### Task prompt
Search the material and gather each line with "Members" in it.

[Data entries]
══════════════════════════════

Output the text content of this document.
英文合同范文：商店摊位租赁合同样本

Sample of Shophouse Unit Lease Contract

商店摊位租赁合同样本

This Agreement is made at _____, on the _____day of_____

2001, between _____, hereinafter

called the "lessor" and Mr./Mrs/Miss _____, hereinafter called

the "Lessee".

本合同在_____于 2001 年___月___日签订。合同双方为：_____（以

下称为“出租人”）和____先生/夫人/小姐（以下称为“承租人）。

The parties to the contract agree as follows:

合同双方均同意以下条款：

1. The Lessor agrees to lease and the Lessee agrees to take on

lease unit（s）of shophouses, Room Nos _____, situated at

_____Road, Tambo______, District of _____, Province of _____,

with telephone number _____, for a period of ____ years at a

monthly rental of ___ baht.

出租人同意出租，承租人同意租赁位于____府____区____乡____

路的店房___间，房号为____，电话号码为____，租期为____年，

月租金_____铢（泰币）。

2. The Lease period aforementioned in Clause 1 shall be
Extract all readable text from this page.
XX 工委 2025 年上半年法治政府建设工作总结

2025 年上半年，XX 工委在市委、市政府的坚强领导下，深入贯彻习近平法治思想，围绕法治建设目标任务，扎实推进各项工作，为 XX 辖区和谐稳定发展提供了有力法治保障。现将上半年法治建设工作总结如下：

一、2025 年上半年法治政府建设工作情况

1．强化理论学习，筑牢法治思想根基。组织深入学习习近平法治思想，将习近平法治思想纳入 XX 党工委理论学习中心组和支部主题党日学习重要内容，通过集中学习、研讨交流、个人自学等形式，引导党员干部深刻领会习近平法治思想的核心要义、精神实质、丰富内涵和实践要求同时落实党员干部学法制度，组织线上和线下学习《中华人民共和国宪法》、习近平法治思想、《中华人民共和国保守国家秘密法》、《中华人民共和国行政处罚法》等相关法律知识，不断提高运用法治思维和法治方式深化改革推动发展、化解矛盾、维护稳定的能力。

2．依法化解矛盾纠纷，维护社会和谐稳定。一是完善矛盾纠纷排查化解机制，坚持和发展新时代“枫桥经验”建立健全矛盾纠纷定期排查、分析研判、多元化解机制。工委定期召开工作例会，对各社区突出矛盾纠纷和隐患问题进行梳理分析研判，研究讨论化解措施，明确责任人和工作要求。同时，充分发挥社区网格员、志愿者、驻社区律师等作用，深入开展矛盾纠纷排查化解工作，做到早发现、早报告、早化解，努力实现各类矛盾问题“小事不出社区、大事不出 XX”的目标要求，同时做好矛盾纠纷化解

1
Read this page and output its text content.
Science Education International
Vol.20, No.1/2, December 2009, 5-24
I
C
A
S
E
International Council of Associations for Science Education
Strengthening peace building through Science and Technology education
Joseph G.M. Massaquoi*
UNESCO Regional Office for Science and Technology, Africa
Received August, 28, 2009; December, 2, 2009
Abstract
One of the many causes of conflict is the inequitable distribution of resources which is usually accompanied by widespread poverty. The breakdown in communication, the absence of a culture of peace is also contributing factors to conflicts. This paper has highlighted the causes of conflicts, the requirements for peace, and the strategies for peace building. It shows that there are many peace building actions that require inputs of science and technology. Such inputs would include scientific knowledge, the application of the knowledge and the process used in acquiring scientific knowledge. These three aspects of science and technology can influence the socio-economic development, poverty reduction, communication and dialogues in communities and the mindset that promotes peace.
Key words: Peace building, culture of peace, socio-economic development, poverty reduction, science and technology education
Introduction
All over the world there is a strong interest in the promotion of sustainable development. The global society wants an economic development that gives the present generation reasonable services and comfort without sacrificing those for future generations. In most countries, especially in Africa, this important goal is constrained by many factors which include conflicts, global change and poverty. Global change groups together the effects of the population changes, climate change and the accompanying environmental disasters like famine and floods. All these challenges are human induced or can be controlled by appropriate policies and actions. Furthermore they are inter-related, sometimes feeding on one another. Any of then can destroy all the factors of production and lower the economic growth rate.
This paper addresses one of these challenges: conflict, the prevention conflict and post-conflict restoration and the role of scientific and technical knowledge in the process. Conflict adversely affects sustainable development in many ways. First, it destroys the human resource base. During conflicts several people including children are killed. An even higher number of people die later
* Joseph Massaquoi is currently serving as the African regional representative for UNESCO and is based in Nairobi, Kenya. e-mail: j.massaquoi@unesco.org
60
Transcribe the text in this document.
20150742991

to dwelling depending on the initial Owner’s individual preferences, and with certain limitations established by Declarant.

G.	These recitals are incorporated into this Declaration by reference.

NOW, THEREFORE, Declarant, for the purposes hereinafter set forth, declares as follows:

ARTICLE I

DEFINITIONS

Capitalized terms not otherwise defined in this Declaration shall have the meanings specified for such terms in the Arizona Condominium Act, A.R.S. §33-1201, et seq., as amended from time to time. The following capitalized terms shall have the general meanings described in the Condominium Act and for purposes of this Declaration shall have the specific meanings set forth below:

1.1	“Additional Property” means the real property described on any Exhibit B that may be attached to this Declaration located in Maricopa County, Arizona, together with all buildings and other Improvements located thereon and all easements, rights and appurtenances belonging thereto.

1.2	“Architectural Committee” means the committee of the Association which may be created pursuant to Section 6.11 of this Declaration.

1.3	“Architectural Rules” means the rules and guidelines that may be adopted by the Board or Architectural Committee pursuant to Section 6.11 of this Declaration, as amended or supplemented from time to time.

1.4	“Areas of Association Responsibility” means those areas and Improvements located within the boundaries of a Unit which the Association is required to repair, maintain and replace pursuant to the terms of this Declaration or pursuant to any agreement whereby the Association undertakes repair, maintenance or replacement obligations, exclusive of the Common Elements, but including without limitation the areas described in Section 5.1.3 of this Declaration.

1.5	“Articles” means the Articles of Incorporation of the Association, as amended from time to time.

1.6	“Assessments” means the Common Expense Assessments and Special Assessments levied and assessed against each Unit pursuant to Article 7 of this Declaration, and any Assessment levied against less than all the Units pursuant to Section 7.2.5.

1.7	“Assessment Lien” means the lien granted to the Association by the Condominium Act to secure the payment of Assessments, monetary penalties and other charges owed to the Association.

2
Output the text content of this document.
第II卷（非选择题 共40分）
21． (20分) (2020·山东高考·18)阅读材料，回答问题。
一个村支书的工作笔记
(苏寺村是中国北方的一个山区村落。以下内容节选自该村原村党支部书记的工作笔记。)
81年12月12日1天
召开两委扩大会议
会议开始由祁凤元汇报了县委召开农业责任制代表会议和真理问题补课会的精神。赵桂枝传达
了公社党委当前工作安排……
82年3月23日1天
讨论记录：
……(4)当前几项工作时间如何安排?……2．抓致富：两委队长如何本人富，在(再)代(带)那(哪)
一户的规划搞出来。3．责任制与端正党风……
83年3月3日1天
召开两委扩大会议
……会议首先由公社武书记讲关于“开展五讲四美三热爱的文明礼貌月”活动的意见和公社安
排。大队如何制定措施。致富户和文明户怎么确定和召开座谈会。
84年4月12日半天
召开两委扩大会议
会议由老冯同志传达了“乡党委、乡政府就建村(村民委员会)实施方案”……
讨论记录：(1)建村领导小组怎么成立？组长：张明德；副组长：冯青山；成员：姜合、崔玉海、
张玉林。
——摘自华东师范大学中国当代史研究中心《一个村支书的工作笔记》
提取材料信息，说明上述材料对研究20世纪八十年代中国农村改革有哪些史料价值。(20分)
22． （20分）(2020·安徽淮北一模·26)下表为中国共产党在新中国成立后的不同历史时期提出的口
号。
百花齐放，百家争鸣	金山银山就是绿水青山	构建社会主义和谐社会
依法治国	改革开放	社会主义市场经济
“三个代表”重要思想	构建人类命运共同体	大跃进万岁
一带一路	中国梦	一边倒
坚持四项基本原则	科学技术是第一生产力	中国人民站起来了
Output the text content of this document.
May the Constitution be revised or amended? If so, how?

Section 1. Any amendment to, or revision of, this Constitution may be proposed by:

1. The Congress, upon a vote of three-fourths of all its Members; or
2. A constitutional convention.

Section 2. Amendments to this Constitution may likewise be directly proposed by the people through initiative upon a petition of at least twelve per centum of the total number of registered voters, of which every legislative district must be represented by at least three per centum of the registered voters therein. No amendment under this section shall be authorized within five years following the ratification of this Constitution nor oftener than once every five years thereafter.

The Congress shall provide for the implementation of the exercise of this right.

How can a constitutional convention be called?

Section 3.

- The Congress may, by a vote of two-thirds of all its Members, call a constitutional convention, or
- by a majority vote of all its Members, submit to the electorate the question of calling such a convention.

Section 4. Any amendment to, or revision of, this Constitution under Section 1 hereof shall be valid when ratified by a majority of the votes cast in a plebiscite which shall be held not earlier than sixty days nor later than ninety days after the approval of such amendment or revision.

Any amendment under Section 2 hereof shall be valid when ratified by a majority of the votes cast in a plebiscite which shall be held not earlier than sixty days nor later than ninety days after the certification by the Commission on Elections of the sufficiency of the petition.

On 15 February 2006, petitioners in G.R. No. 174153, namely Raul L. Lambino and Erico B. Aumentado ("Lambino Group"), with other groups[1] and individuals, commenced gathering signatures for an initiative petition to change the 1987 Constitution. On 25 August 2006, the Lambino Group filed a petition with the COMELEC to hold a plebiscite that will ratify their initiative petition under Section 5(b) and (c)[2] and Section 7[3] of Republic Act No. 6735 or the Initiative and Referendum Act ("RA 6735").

══════════════════════════════

### Finished answer
1. The Congress, upon a vote of three-fourths of all its Members; or
- The Congress may, by a vote of two-thirds of all its Members, call a constitutional convention, or
- by a majority vote of all its Members, submit to the electorate the question of calling such a convention.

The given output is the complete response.